Look for the string "Japanese" and copy every line that has it.

◆ Stored data entries:
+===+
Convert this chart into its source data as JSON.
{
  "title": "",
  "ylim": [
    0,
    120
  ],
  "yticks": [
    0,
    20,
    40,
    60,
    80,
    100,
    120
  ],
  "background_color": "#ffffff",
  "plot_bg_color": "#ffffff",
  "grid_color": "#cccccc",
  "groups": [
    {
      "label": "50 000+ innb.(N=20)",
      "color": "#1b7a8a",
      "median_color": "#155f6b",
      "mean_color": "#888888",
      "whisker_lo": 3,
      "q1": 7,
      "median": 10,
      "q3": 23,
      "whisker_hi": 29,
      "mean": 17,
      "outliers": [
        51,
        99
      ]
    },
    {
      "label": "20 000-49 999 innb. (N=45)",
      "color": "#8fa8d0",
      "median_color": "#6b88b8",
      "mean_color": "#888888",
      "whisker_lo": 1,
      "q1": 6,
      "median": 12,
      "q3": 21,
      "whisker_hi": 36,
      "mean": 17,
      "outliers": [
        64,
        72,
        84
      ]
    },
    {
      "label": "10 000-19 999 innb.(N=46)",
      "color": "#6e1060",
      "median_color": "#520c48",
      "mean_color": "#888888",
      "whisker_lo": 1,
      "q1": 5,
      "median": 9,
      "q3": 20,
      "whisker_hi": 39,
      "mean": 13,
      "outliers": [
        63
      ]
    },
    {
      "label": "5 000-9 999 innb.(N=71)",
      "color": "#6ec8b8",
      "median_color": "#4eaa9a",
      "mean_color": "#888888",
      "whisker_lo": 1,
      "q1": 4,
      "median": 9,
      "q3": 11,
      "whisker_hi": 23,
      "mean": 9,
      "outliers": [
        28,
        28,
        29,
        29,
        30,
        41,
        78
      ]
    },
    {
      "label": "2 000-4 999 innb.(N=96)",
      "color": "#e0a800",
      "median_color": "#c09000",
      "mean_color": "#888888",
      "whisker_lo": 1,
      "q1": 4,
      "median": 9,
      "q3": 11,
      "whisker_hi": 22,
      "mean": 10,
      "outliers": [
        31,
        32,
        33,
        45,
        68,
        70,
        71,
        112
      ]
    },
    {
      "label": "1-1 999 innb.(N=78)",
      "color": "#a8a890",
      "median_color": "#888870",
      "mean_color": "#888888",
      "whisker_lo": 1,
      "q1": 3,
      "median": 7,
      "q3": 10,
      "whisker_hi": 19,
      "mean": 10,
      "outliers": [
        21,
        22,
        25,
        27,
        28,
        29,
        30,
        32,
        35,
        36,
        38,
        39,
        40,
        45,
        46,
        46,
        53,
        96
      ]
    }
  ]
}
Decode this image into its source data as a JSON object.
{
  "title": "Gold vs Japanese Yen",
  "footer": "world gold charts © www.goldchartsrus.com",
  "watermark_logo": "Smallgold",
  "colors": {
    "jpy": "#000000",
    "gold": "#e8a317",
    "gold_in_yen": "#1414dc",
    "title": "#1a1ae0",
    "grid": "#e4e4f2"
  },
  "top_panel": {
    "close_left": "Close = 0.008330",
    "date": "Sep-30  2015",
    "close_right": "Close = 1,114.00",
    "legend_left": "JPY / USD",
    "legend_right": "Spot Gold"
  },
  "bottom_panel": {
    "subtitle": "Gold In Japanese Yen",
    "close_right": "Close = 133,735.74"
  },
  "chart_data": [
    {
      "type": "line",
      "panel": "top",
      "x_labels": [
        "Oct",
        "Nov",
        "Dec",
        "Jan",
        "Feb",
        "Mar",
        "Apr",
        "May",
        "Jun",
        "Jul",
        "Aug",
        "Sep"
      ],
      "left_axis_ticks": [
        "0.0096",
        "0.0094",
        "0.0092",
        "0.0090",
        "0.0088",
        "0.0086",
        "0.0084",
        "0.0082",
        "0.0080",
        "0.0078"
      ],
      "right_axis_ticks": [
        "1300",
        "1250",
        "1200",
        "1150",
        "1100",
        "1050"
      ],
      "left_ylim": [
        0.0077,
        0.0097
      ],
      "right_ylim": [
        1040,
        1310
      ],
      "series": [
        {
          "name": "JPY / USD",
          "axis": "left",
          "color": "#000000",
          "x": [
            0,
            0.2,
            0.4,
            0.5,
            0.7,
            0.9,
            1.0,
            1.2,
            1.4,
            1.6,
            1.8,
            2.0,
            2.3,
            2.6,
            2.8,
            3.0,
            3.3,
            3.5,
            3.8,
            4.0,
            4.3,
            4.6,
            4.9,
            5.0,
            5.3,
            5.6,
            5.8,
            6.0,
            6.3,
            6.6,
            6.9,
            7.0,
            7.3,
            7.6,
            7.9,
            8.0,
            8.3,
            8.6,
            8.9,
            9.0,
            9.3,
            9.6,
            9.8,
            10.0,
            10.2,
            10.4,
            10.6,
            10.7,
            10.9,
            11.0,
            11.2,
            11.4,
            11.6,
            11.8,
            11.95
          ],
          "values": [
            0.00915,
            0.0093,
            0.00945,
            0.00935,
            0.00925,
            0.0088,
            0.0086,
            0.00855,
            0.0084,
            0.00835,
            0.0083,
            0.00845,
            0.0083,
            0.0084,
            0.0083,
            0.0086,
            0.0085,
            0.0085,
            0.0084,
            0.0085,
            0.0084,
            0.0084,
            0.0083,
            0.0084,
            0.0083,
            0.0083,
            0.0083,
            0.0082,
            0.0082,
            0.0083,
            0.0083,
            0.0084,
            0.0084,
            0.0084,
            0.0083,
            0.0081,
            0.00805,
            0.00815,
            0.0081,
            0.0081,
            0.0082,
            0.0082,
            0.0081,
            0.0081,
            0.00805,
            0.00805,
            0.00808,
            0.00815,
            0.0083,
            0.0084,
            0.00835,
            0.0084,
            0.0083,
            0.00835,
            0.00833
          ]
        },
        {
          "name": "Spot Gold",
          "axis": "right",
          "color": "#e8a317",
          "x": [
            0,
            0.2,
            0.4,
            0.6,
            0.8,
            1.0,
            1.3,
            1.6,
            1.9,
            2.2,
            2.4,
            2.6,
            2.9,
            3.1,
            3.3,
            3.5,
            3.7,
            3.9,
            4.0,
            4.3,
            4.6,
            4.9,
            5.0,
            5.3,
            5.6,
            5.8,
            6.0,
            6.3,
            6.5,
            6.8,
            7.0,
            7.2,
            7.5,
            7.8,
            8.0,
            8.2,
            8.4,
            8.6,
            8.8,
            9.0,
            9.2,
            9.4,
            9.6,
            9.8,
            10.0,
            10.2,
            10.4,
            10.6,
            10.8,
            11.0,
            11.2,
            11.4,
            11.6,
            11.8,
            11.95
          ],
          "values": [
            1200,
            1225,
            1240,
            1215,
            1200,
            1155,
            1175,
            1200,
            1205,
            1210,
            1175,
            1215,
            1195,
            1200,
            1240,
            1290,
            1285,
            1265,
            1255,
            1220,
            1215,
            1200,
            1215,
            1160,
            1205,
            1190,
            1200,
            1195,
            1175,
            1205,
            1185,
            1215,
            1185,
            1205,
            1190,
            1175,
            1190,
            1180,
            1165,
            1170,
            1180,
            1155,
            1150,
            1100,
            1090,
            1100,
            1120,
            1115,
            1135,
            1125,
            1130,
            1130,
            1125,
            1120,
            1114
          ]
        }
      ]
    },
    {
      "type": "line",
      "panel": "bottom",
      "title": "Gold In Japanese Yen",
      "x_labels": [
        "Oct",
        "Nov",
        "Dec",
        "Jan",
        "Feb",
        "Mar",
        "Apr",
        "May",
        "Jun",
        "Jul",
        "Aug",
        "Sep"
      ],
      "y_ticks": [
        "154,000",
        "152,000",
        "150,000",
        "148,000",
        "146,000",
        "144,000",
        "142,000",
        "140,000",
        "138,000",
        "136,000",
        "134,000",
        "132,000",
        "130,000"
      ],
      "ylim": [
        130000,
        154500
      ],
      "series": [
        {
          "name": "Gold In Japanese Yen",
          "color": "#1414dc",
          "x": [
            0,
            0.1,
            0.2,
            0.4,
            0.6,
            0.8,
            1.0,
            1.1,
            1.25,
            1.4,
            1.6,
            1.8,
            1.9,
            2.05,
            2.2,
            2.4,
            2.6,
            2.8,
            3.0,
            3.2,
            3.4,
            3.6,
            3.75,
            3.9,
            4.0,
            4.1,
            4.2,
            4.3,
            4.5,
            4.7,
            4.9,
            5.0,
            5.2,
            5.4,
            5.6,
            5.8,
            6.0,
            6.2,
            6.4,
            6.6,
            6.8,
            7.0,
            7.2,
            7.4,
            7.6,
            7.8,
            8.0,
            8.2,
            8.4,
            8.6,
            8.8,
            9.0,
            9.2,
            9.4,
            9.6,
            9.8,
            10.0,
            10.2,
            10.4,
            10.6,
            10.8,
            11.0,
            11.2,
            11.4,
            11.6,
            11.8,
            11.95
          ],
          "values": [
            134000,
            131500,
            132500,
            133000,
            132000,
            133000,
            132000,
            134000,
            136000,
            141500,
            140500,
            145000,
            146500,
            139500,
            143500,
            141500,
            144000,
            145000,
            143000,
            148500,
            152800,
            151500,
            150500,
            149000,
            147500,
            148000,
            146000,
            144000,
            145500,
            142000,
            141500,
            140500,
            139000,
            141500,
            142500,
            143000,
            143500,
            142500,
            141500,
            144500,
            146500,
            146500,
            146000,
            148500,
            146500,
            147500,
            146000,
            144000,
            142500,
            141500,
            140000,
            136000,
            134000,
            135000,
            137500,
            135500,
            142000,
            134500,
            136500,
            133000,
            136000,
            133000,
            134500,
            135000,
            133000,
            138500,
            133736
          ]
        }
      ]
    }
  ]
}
+===+
◆ RESPONSE TO THE TASK:
  "title": "Gold vs Japanese Yen",
    "subtitle": "Gold In Japanese Yen",
      "title": "Gold In Japanese Yen",
          "name": "Gold In Japanese Yen",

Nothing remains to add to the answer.